▶ _Items from a data source_
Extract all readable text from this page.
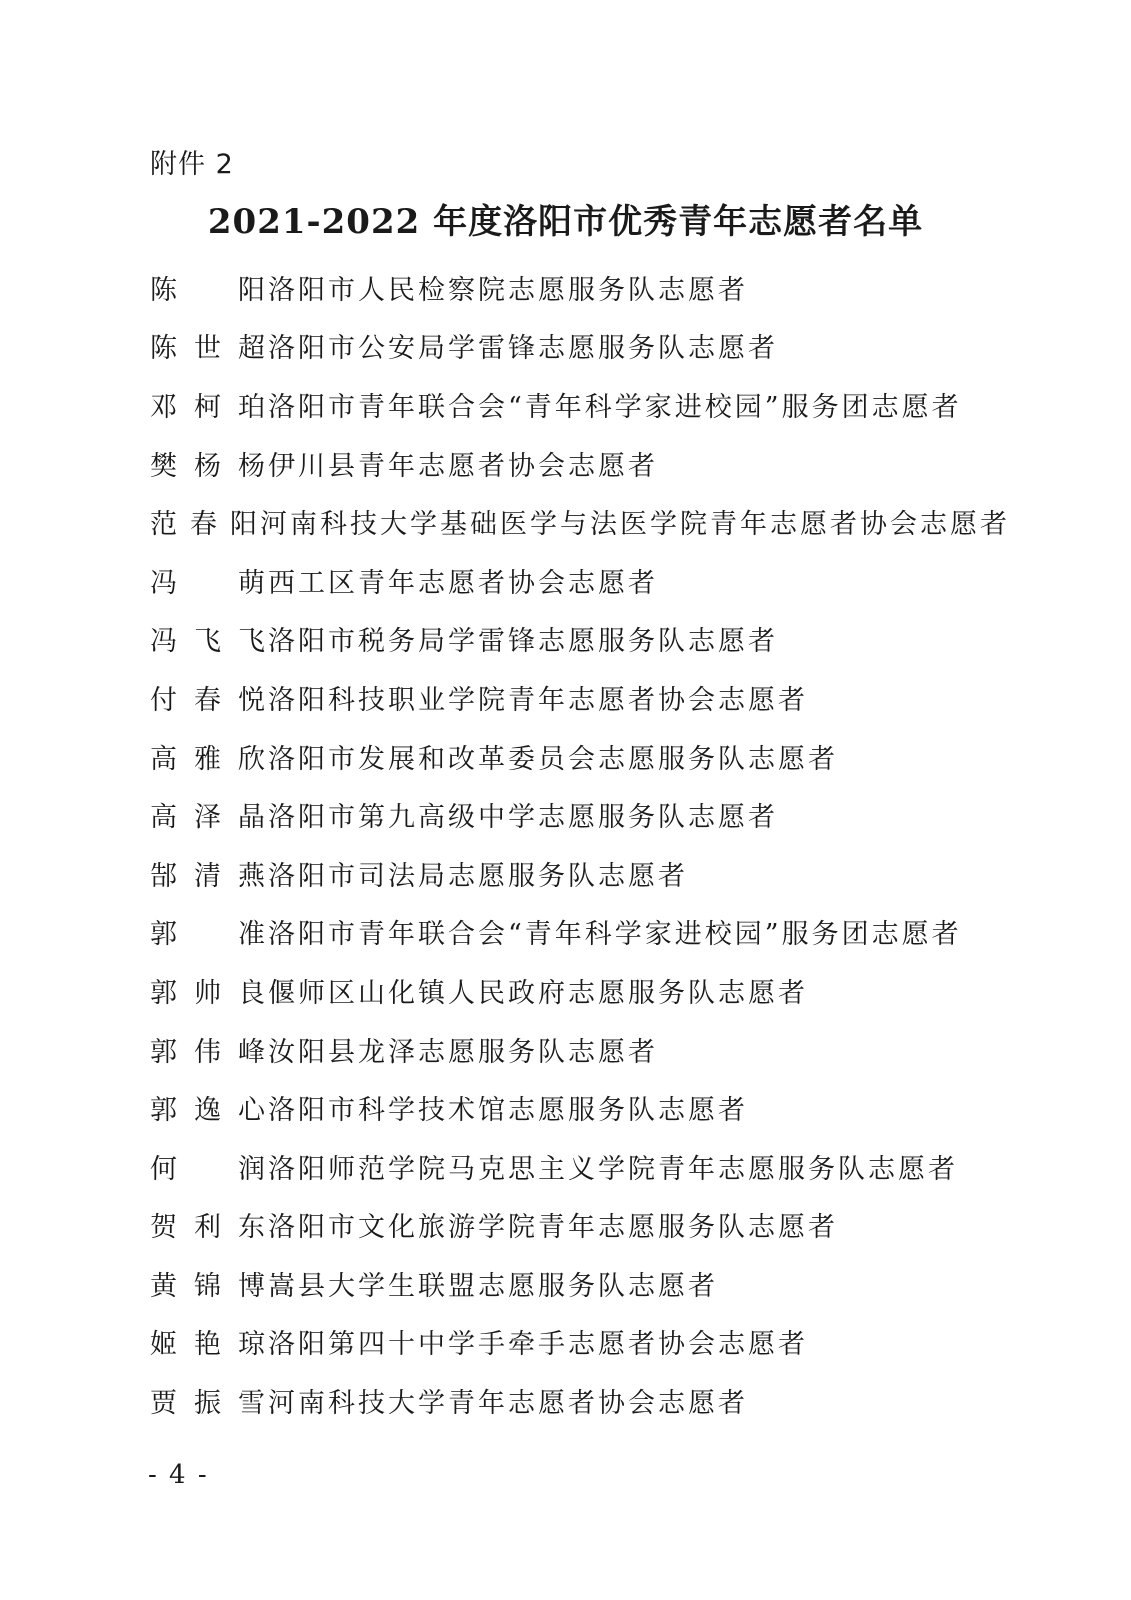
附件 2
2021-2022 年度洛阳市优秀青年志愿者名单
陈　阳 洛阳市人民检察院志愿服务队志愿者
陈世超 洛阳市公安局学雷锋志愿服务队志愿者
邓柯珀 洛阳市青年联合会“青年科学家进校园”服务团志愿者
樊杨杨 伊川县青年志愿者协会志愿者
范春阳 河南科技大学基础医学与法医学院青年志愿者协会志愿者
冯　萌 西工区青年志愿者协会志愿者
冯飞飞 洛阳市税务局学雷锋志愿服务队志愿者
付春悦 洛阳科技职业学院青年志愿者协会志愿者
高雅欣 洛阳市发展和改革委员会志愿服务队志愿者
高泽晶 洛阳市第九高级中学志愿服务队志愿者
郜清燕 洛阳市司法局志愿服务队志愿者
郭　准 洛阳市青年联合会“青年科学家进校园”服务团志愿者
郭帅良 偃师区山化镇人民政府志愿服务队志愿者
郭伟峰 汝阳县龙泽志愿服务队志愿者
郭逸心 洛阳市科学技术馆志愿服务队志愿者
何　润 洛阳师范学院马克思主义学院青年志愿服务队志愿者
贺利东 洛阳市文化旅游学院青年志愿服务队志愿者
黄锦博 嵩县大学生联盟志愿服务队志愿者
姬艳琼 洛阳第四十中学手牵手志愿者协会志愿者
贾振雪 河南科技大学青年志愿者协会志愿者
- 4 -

▶ _Stated exercise_
Repeat each record exactly as shown above, dropping all images.

▶ _Response below_
Extract all readable text from this page.
附件 2
2021-2022 年度洛阳市优秀青年志愿者名单
陈　阳 洛阳市人民检察院志愿服务队志愿者
陈世超 洛阳市公安局学雷锋志愿服务队志愿者
邓柯珀 洛阳市青年联合会“青年科学家进校园”服务团志愿者
樊杨杨 伊川县青年志愿者协会志愿者
范春阳 河南科技大学基础医学与法医学院青年志愿者协会志愿者
冯　萌 西工区青年志愿者协会志愿者
冯飞飞 洛阳市税务局学雷锋志愿服务队志愿者
付春悦 洛阳科技职业学院青年志愿者协会志愿者
高雅欣 洛阳市发展和改革委员会志愿服务队志愿者
高泽晶 洛阳市第九高级中学志愿服务队志愿者
郜清燕 洛阳市司法局志愿服务队志愿者
郭　准 洛阳市青年联合会“青年科学家进校园”服务团志愿者
郭帅良 偃师区山化镇人民政府志愿服务队志愿者
郭伟峰 汝阳县龙泽志愿服务队志愿者
郭逸心 洛阳市科学技术馆志愿服务队志愿者
何　润 洛阳师范学院马克思主义学院青年志愿服务队志愿者
贺利东 洛阳市文化旅游学院青年志愿服务队志愿者
黄锦博 嵩县大学生联盟志愿服务队志愿者
姬艳琼 洛阳第四十中学手牵手志愿者协会志愿者
贾振雪 河南科技大学青年志愿者协会志愿者
- 4 -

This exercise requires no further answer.